Records for this exercise =>

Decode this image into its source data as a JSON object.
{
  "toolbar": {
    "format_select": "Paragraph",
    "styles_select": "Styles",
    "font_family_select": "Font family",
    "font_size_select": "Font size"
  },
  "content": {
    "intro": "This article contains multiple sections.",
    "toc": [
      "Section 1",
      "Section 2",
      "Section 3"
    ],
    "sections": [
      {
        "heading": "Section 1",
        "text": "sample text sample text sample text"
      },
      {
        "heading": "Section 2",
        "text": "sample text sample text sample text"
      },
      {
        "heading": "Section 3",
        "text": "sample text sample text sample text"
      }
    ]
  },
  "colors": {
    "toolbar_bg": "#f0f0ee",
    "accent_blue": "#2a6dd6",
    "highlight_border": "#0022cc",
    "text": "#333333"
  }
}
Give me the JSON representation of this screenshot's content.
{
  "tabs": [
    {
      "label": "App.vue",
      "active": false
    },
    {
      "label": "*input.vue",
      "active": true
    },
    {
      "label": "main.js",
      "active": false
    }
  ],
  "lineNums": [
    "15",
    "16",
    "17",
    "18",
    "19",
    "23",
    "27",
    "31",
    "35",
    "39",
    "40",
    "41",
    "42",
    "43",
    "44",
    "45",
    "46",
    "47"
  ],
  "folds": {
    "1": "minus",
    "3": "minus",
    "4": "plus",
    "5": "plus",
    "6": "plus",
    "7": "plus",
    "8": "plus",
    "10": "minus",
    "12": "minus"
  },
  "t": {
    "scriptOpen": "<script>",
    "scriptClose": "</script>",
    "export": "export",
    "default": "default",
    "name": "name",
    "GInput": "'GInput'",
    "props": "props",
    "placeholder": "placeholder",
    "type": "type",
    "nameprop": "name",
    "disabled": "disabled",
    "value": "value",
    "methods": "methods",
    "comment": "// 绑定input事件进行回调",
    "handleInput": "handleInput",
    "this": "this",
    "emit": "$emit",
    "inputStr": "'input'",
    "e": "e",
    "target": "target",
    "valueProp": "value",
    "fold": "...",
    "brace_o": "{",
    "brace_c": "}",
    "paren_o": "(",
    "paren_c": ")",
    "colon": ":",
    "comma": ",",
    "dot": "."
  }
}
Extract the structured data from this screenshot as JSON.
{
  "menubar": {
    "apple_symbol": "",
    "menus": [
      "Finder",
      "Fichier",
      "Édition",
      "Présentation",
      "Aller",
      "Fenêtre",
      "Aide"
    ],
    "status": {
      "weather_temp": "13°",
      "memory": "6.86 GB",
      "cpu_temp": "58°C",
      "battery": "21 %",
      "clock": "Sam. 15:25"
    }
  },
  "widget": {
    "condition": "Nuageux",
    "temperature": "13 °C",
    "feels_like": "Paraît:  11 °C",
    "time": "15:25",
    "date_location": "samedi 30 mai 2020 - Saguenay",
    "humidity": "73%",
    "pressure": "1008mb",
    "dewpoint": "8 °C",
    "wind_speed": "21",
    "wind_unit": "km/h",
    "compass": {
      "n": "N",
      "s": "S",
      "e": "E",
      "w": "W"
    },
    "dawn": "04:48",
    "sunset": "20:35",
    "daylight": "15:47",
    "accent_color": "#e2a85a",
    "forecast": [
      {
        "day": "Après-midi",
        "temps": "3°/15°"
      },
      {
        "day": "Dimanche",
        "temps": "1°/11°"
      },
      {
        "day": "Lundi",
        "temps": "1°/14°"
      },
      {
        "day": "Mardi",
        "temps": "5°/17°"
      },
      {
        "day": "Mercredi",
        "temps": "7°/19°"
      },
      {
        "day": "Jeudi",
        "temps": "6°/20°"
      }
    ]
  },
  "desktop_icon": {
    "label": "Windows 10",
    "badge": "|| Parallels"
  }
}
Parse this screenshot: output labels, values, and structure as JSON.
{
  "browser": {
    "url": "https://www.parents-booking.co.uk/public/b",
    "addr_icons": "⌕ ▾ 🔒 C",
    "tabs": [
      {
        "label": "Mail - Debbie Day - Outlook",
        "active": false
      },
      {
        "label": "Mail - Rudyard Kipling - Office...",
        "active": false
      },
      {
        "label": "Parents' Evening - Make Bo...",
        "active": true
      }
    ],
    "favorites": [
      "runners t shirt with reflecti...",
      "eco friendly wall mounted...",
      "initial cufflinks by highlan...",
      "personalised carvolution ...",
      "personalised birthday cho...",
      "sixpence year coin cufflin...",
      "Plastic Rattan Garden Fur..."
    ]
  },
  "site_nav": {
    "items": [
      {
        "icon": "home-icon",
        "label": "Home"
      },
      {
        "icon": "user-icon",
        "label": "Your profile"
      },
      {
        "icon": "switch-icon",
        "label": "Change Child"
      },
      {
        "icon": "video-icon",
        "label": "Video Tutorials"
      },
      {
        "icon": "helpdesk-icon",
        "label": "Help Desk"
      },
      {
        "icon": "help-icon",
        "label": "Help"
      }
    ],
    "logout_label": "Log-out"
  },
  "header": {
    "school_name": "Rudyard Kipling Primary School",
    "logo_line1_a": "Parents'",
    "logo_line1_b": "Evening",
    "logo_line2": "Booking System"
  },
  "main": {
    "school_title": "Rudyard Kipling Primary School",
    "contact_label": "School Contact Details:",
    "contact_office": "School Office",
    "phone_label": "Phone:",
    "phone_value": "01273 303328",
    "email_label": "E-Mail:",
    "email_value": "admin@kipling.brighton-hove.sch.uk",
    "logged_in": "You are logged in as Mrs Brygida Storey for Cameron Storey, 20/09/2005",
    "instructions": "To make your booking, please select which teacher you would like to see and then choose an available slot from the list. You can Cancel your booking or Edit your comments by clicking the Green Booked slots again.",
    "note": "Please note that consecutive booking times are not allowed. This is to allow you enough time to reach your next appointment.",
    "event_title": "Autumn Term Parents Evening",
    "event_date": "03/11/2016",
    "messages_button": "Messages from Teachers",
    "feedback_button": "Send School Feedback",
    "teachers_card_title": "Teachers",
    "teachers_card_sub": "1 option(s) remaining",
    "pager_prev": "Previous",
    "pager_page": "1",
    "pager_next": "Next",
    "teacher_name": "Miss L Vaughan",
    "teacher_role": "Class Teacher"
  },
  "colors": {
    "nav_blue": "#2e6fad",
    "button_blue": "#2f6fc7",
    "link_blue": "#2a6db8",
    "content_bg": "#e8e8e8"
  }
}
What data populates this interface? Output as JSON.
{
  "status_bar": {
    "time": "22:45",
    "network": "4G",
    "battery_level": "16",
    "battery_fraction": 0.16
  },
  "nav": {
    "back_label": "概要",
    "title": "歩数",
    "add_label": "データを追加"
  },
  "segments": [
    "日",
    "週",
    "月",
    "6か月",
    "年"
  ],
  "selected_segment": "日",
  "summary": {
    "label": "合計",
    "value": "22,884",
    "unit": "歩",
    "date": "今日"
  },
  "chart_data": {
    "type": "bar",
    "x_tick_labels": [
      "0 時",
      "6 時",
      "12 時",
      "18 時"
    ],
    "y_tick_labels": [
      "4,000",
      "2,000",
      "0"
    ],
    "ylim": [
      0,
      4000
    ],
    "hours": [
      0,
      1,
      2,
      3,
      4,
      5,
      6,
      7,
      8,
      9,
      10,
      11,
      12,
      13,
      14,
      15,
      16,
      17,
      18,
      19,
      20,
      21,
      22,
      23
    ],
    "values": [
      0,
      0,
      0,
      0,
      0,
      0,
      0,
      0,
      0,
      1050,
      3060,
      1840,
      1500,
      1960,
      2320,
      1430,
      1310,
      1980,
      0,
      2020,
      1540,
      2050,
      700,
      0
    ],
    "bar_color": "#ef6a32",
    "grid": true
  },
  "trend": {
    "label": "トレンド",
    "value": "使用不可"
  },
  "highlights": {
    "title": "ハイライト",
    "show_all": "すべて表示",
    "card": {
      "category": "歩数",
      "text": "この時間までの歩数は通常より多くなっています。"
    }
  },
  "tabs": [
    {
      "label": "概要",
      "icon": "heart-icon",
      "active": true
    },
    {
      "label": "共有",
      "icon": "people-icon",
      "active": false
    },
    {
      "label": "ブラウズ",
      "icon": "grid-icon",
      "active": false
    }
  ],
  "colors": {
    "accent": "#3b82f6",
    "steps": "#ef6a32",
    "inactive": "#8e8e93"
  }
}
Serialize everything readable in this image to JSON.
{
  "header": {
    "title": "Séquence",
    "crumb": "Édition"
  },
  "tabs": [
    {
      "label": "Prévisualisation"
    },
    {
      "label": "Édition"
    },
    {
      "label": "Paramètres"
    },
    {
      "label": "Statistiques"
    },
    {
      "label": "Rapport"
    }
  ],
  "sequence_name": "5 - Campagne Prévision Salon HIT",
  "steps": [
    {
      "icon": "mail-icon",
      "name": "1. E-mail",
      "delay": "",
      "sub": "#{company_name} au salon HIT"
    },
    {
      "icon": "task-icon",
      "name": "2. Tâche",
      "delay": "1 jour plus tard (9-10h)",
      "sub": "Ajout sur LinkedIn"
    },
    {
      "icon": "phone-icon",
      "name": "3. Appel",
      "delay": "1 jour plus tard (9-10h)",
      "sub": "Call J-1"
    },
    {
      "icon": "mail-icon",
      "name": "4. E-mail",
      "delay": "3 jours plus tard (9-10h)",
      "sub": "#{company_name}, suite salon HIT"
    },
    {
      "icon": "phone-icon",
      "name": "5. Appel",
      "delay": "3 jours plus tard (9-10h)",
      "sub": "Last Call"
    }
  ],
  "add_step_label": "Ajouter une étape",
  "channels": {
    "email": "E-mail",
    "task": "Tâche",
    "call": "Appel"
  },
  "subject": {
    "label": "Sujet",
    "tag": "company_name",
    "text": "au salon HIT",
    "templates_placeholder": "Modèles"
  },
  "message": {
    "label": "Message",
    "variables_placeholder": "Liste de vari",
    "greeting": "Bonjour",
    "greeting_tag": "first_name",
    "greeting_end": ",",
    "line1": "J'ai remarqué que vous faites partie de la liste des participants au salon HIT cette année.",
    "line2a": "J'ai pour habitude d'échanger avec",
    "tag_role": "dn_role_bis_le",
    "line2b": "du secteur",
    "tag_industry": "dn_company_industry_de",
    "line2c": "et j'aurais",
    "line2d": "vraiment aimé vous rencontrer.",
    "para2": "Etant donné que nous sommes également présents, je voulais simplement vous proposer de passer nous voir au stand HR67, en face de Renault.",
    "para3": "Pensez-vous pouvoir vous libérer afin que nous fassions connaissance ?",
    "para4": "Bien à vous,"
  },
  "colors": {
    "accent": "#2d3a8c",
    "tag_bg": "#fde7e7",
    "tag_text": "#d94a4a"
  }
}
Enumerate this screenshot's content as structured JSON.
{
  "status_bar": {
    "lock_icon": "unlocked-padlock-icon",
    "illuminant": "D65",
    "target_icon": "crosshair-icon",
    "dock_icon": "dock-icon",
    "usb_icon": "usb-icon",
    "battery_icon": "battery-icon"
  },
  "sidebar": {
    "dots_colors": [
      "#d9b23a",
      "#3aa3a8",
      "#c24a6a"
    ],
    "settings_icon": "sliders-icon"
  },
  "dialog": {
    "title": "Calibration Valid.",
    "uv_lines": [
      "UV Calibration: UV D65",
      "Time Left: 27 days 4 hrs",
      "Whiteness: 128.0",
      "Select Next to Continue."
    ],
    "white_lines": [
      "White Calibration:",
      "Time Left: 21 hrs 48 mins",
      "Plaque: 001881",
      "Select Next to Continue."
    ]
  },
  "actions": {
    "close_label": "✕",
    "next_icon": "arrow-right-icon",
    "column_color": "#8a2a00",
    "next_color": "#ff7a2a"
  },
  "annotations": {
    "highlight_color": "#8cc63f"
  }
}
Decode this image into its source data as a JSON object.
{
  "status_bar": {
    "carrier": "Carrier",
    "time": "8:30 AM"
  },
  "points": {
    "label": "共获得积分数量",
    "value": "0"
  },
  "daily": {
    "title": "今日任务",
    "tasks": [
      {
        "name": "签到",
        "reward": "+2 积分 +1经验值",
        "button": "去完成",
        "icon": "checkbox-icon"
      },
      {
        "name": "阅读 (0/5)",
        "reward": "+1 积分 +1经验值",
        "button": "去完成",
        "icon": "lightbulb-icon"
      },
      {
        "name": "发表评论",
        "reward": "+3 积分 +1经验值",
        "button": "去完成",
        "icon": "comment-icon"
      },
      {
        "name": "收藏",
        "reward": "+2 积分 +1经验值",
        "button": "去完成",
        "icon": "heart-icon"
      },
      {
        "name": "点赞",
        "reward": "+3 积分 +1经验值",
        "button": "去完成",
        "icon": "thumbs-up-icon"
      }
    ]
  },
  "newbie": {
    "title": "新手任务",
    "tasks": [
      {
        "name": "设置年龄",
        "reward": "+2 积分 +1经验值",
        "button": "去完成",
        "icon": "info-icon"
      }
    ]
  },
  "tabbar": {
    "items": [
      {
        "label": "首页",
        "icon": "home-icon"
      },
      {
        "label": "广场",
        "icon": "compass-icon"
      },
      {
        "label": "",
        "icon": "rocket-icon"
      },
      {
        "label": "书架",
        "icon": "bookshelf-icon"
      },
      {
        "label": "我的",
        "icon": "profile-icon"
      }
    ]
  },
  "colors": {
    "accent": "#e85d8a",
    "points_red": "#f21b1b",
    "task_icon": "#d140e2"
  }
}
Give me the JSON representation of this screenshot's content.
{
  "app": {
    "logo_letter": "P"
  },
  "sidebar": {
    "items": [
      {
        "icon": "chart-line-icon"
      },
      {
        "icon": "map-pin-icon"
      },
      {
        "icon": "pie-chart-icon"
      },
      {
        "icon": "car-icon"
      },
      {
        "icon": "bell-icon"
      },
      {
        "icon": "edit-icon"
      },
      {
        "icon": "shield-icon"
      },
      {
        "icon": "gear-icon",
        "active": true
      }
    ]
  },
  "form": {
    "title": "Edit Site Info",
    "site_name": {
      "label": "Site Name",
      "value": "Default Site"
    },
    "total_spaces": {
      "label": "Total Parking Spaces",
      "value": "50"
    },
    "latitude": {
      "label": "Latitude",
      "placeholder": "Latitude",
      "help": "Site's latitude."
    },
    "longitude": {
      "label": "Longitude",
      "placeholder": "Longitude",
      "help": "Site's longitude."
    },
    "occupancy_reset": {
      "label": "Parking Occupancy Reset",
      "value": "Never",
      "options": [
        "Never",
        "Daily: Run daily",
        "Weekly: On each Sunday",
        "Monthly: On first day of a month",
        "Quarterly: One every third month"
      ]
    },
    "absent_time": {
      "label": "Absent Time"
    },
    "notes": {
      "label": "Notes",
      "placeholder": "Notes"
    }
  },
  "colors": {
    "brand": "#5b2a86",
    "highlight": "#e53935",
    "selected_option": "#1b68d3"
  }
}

Exercise instructions => Copy out each line of the data containing the string "JSON".

Solution =>
Decode this image into its source data as a JSON object.
Give me the JSON representation of this screenshot's content.
Extract the structured data from this screenshot as JSON.
Parse this screenshot: output labels, values, and structure as JSON.
What data populates this interface? Output as JSON.
Serialize everything readable in this image to JSON.
Enumerate this screenshot's content as structured JSON.
Decode this image into its source data as a JSON object.
Give me the JSON representation of this screenshot's content.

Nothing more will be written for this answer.